[WORK TO COMPLETE] Wherever the string "steel" shows up in a line, count that line. Give the total alone.

* BEGIN SUPPLIED DATA *

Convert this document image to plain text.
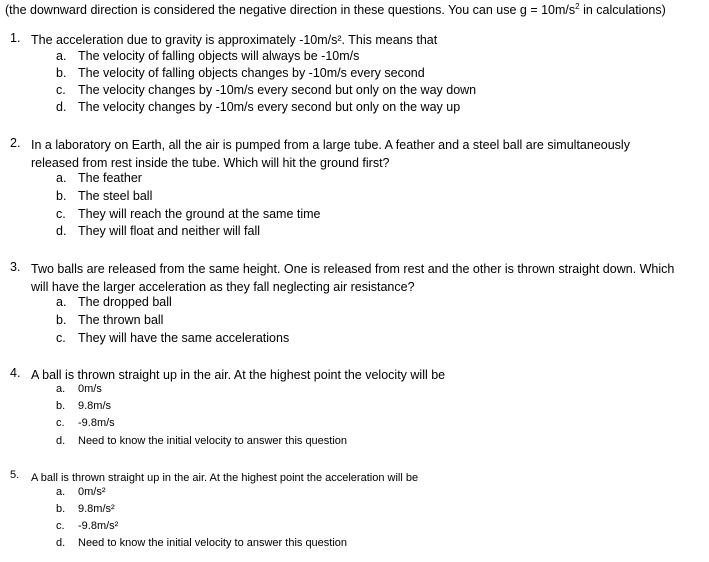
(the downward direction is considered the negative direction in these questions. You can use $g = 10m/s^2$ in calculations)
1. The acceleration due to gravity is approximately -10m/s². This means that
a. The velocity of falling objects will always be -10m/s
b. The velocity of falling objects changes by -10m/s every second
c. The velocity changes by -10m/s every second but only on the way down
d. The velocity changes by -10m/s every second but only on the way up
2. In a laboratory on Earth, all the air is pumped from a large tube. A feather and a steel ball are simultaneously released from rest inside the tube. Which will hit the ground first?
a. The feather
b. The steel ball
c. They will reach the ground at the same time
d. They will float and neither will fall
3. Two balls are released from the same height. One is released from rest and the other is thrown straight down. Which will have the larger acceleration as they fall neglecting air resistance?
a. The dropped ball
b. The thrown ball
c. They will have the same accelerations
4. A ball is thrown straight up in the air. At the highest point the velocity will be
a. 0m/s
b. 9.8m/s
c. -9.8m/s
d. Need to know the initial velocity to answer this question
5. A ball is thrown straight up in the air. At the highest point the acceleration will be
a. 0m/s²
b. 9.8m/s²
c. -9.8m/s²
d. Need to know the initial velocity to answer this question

* END SUPPLIED DATA *
* BEGIN SUPPLIED DATA *

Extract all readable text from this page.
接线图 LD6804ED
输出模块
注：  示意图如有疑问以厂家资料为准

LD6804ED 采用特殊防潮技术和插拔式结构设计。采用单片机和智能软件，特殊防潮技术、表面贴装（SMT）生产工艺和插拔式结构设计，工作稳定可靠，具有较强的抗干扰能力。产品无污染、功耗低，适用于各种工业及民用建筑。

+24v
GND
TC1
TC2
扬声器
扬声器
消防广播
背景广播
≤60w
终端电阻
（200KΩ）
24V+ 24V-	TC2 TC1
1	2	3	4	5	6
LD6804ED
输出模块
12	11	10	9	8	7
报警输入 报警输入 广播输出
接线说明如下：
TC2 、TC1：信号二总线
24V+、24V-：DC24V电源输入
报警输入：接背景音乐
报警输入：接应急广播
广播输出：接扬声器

* END SUPPLIED DATA *

[SOLUTION] 2